EXERCISE DESCRIPTION: Read the data and repeat it in full, exactly.

== RECORDS FOR THE EXERCISE

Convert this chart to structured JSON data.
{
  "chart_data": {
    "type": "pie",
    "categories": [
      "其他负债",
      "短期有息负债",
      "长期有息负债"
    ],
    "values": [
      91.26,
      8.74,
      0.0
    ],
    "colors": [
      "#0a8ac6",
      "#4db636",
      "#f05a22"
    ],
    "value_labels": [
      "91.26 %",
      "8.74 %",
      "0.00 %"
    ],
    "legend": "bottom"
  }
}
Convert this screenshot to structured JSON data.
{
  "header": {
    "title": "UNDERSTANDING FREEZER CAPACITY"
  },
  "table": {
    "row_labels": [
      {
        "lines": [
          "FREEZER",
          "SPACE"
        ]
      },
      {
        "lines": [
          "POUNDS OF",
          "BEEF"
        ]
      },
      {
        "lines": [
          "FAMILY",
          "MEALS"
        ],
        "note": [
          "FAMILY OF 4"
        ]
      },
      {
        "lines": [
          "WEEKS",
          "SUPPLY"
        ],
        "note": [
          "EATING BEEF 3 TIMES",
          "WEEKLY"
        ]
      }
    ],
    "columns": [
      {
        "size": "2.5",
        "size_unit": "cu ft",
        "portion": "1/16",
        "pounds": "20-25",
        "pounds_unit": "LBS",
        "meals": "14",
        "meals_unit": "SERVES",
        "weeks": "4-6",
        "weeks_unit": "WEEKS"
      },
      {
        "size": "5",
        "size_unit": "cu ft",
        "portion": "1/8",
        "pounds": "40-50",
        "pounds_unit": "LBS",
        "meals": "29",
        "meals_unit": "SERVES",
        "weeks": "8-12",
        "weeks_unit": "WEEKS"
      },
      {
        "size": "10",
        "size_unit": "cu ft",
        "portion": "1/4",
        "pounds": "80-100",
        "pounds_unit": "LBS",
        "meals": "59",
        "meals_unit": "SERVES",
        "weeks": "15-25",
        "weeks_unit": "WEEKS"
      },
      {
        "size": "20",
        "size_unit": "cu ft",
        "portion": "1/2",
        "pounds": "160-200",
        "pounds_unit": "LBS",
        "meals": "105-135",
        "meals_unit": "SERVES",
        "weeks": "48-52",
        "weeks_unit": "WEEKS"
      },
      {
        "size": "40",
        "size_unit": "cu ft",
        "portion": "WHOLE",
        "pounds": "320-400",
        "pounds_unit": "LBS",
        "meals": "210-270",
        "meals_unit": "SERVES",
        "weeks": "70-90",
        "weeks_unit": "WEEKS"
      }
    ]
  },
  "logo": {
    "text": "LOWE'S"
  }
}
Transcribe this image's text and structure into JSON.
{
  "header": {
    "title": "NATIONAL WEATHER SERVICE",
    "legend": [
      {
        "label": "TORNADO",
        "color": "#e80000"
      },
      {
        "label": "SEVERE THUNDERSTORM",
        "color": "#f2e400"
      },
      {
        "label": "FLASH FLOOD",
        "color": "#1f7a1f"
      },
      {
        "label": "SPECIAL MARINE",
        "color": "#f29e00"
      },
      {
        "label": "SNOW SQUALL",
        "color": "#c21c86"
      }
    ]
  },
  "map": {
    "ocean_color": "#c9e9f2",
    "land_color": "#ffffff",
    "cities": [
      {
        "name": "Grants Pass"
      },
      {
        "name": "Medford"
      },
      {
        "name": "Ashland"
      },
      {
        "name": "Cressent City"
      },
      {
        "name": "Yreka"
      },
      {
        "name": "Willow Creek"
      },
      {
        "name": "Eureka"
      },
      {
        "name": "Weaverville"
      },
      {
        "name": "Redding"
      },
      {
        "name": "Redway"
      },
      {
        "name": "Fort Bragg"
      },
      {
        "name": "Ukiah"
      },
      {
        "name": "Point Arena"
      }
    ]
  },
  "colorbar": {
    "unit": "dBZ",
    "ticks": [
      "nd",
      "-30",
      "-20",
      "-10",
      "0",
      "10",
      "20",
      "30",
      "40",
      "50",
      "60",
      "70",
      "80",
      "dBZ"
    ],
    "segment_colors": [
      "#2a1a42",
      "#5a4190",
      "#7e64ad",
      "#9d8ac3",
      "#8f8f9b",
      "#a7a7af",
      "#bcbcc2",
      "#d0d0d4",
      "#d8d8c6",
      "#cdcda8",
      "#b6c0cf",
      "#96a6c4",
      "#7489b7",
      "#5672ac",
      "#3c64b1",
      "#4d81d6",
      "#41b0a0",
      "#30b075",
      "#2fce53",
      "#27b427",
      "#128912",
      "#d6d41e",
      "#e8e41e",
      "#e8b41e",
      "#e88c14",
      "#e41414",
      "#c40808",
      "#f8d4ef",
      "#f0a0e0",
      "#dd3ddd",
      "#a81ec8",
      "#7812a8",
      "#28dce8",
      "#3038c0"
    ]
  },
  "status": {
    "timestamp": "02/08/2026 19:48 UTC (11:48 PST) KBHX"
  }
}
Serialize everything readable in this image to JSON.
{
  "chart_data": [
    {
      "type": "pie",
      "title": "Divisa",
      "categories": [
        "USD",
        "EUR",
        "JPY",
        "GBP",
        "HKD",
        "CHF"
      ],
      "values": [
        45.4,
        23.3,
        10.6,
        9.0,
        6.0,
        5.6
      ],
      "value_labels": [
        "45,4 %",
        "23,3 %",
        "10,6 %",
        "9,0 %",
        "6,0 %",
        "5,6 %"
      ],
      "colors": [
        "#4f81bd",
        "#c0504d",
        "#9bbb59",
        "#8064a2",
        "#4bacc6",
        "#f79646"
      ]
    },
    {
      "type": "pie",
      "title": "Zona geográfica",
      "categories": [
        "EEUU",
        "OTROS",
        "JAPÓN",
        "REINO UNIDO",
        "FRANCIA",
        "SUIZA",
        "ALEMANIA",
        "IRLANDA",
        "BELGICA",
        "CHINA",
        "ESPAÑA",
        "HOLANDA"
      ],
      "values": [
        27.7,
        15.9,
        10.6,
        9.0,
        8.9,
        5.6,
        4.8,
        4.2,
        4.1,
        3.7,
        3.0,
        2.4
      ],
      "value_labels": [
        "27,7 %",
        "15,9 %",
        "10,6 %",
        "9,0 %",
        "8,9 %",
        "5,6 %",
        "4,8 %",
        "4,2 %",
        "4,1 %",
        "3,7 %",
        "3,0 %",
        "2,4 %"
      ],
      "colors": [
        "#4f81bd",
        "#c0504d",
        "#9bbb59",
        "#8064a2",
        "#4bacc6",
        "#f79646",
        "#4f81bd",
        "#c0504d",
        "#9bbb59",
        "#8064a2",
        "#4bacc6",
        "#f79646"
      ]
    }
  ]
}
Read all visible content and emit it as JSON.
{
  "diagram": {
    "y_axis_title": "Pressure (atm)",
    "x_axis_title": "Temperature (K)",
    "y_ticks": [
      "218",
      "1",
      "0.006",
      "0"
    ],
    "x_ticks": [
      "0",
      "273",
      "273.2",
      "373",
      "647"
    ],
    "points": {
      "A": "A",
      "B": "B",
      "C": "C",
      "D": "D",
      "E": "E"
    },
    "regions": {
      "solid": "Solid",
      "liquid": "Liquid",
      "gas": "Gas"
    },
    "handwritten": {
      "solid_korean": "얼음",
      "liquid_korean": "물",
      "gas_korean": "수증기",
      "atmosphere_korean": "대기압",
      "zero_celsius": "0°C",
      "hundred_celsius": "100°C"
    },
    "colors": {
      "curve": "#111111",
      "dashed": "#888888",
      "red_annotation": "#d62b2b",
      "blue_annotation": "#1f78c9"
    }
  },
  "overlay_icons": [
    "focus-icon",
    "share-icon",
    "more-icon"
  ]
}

====

SOLUTION FOR THIS EXERCISE:
Convert this chart to structured JSON data.
{
  "chart_data": {
    "type": "pie",
    "categories": [
      "其他负债",
      "短期有息负债",
      "长期有息负债"
    ],
    "values": [
      91.26,
      8.74,
      0.0
    ],
    "colors": [
      "#0a8ac6",
      "#4db636",
      "#f05a22"
    ],
    "value_labels": [
      "91.26 %",
      "8.74 %",
      "0.00 %"
    ],
    "legend": "bottom"
  }
}
Convert this screenshot to structured JSON data.
{
  "header": {
    "title": "UNDERSTANDING FREEZER CAPACITY"
  },
  "table": {
    "row_labels": [
      {
        "lines": [
          "FREEZER",
          "SPACE"
        ]
      },
      {
        "lines": [
          "POUNDS OF",
          "BEEF"
        ]
      },
      {
        "lines": [
          "FAMILY",
          "MEALS"
        ],
        "note": [
          "FAMILY OF 4"
        ]
      },
      {
        "lines": [
          "WEEKS",
          "SUPPLY"
        ],
        "note": [
          "EATING BEEF 3 TIMES",
          "WEEKLY"
        ]
      }
    ],
    "columns": [
      {
        "size": "2.5",
        "size_unit": "cu ft",
        "portion": "1/16",
        "pounds": "20-25",
        "pounds_unit": "LBS",
        "meals": "14",
        "meals_unit": "SERVES",
        "weeks": "4-6",
        "weeks_unit": "WEEKS"
      },
      {
        "size": "5",
        "size_unit": "cu ft",
        "portion": "1/8",
        "pounds": "40-50",
        "pounds_unit": "LBS",
        "meals": "29",
        "meals_unit": "SERVES",
        "weeks": "8-12",
        "weeks_unit": "WEEKS"
      },
      {
        "size": "10",
        "size_unit": "cu ft",
        "portion": "1/4",
        "pounds": "80-100",
        "pounds_unit": "LBS",
        "meals": "59",
        "meals_unit": "SERVES",
        "weeks": "15-25",
        "weeks_unit": "WEEKS"
      },
      {
        "size": "20",
        "size_unit": "cu ft",
        "portion": "1/2",
        "pounds": "160-200",
        "pounds_unit": "LBS",
        "meals": "105-135",
        "meals_unit": "SERVES",
        "weeks": "48-52",
        "weeks_unit": "WEEKS"
      },
      {
        "size": "40",
        "size_unit": "cu ft",
        "portion": "WHOLE",
        "pounds": "320-400",
        "pounds_unit": "LBS",
        "meals": "210-270",
        "meals_unit": "SERVES",
        "weeks": "70-90",
        "weeks_unit": "WEEKS"
      }
    ]
  },
  "logo": {
    "text": "LOWE'S"
  }
}
Transcribe this image's text and structure into JSON.
{
  "header": {
    "title": "NATIONAL WEATHER SERVICE",
    "legend": [
      {
        "label": "TORNADO",
        "color": "#e80000"
      },
      {
        "label": "SEVERE THUNDERSTORM",
        "color": "#f2e400"
      },
      {
        "label": "FLASH FLOOD",
        "color": "#1f7a1f"
      },
      {
        "label": "SPECIAL MARINE",
        "color": "#f29e00"
      },
      {
        "label": "SNOW SQUALL",
        "color": "#c21c86"
      }
    ]
  },
  "map": {
    "ocean_color": "#c9e9f2",
    "land_color": "#ffffff",
    "cities": [
      {
        "name": "Grants Pass"
      },
      {
        "name": "Medford"
      },
      {
        "name": "Ashland"
      },
      {
        "name": "Cressent City"
      },
      {
        "name": "Yreka"
      },
      {
        "name": "Willow Creek"
      },
      {
        "name": "Eureka"
      },
      {
        "name": "Weaverville"
      },
      {
        "name": "Redding"
      },
      {
        "name": "Redway"
      },
      {
        "name": "Fort Bragg"
      },
      {
        "name": "Ukiah"
      },
      {
        "name": "Point Arena"
      }
    ]
  },
  "colorbar": {
    "unit": "dBZ",
    "ticks": [
      "nd",
      "-30",
      "-20",
      "-10",
      "0",
      "10",
      "20",
      "30",
      "40",
      "50",
      "60",
      "70",
      "80",
      "dBZ"
    ],
    "segment_colors": [
      "#2a1a42",
      "#5a4190",
      "#7e64ad",
      "#9d8ac3",
      "#8f8f9b",
      "#a7a7af",
      "#bcbcc2",
      "#d0d0d4",
      "#d8d8c6",
      "#cdcda8",
      "#b6c0cf",
      "#96a6c4",
      "#7489b7",
      "#5672ac",
      "#3c64b1",
      "#4d81d6",
      "#41b0a0",
      "#30b075",
      "#2fce53",
      "#27b427",
      "#128912",
      "#d6d41e",
      "#e8e41e",
      "#e8b41e",
      "#e88c14",
      "#e41414",
      "#c40808",
      "#f8d4ef",
      "#f0a0e0",
      "#dd3ddd",
      "#a81ec8",
      "#7812a8",
      "#28dce8",
      "#3038c0"
    ]
  },
  "status": {
    "timestamp": "02/08/2026 19:48 UTC (11:48 PST) KBHX"
  }
}
Serialize everything readable in this image to JSON.
{
  "chart_data": [
    {
      "type": "pie",
      "title": "Divisa",
      "categories": [
        "USD",
        "EUR",
        "JPY",
        "GBP",
        "HKD",
        "CHF"
      ],
      "values": [
        45.4,
        23.3,
        10.6,
        9.0,
        6.0,
        5.6
      ],
      "value_labels": [
        "45,4 %",
        "23,3 %",
        "10,6 %",
        "9,0 %",
        "6,0 %",
        "5,6 %"
      ],
      "colors": [
        "#4f81bd",
        "#c0504d",
        "#9bbb59",
        "#8064a2",
        "#4bacc6",
        "#f79646"
      ]
    },
    {
      "type": "pie",
      "title": "Zona geográfica",
      "categories": [
        "EEUU",
        "OTROS",
        "JAPÓN",
        "REINO UNIDO",
        "FRANCIA",
        "SUIZA",
        "ALEMANIA",
        "IRLANDA",
        "BELGICA",
        "CHINA",
        "ESPAÑA",
        "HOLANDA"
      ],
      "values": [
        27.7,
        15.9,
        10.6,
        9.0,
        8.9,
        5.6,
        4.8,
        4.2,
        4.1,
        3.7,
        3.0,
        2.4
      ],
      "value_labels": [
        "27,7 %",
        "15,9 %",
        "10,6 %",
        "9,0 %",
        "8,9 %",
        "5,6 %",
        "4,8 %",
        "4,2 %",
        "4,1 %",
        "3,7 %",
        "3,0 %",
        "2,4 %"
      ],
      "colors": [
        "#4f81bd",
        "#c0504d",
        "#9bbb59",
        "#8064a2",
        "#4bacc6",
        "#f79646",
        "#4f81bd",
        "#c0504d",
        "#9bbb59",
        "#8064a2",
        "#4bacc6",
        "#f79646"
      ]
    }
  ]
}
Read all visible content and emit it as JSON.
{
  "diagram": {
    "y_axis_title": "Pressure (atm)",
    "x_axis_title": "Temperature (K)",
    "y_ticks": [
      "218",
      "1",
      "0.006",
      "0"
    ],
    "x_ticks": [
      "0",
      "273",
      "273.2",
      "373",
      "647"
    ],
    "points": {
      "A": "A",
      "B": "B",
      "C": "C",
      "D": "D",
      "E": "E"
    },
    "regions": {
      "solid": "Solid",
      "liquid": "Liquid",
      "gas": "Gas"
    },
    "handwritten": {
      "solid_korean": "얼음",
      "liquid_korean": "물",
      "gas_korean": "수증기",
      "atmosphere_korean": "대기압",
      "zero_celsius": "0°C",
      "hundred_celsius": "100°C"
    },
    "colors": {
      "curve": "#111111",
      "dashed": "#888888",
      "red_annotation": "#d62b2b",
      "blue_annotation": "#1f78c9"
    }
  },
  "overlay_icons": [
    "focus-icon",
    "share-icon",
    "more-icon"
  ]
}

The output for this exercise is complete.